• **Directive**:
Gather all lines in the entries that include the word "Féraud".

• **Input for this task**:
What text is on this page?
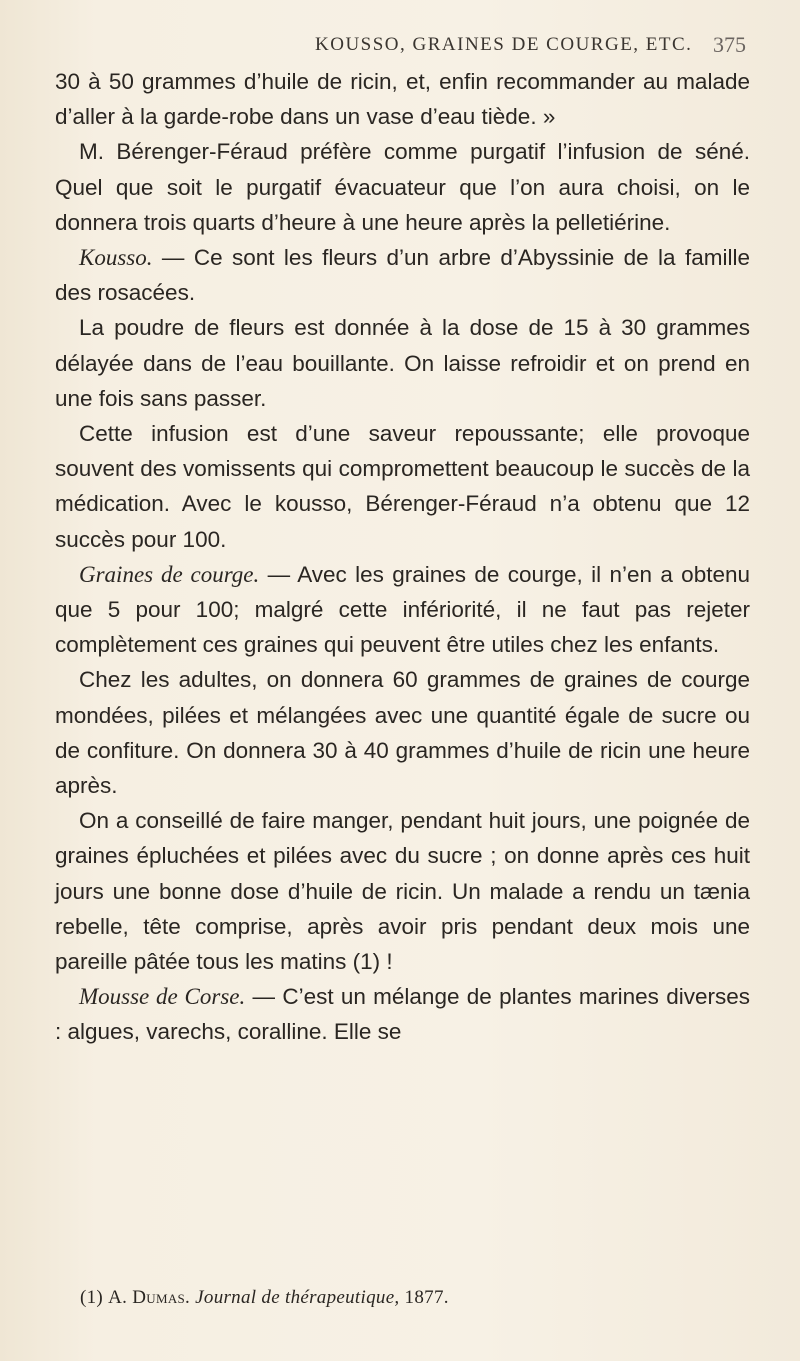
KOUSSO, GRAINES DE COURGE, ETC. 375

30 à 50 grammes d’huile de ricin, et, enfin recommander au malade d’aller à la garde-robe dans un vase d’eau tiède. »

M. Bérenger-Féraud préfère comme purgatif l’infusion de séné. Quel que soit le purgatif évacuateur que l’on aura choisi, on le donnera trois quarts d’heure à une heure après la pelletiérine.

Kousso. — Ce sont les fleurs d’un arbre d’Abyssinie de la famille des rosacées.

La poudre de fleurs est donnée à la dose de 15 à 30 grammes délayée dans de l’eau bouillante. On laisse refroidir et on prend en une fois sans passer.

Cette infusion est d’une saveur repoussante; elle provoque souvent des vomissents qui compromettent beaucoup le succès de la médication. Avec le kousso, Bérenger-Féraud n’a obtenu que 12 succès pour 100.

Graines de courge. — Avec les graines de courge, il n’en a obtenu que 5 pour 100; malgré cette infériorité, il ne faut pas rejeter complètement ces graines qui peuvent être utiles chez les enfants.

Chez les adultes, on donnera 60 grammes de graines de courge mondées, pilées et mélangées avec une quantité égale de sucre ou de confiture. On donnera 30 à 40 grammes d’huile de ricin une heure après.

On a conseillé de faire manger, pendant huit jours, une poignée de graines épluchées et pilées avec du sucre ; on donne après ces huit jours une bonne dose d’huile de ricin. Un malade a rendu un tænia rebelle, tête comprise, après avoir pris pendant deux mois une pareille pâtée tous les matins (1) !

Mousse de Corse. — C’est un mélange de plantes marines diverses : algues, varechs, coralline. Elle se

(1) A. Dumas. Journal de thérapeutique, 1877.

• **Answer to this exercise**:
M. Bérenger-Féraud préfère comme purgatif l’infusion de séné. Quel que soit le purgatif évacuateur que l’on aura choisi, on le donnera trois quarts d’heure à une heure après la pelletiérine.
Cette infusion est d’une saveur repoussante; elle provoque souvent des vomissents qui compromettent beaucoup le succès de la médication. Avec le kousso, Bérenger-Féraud n’a obtenu que 12 succès pour 100.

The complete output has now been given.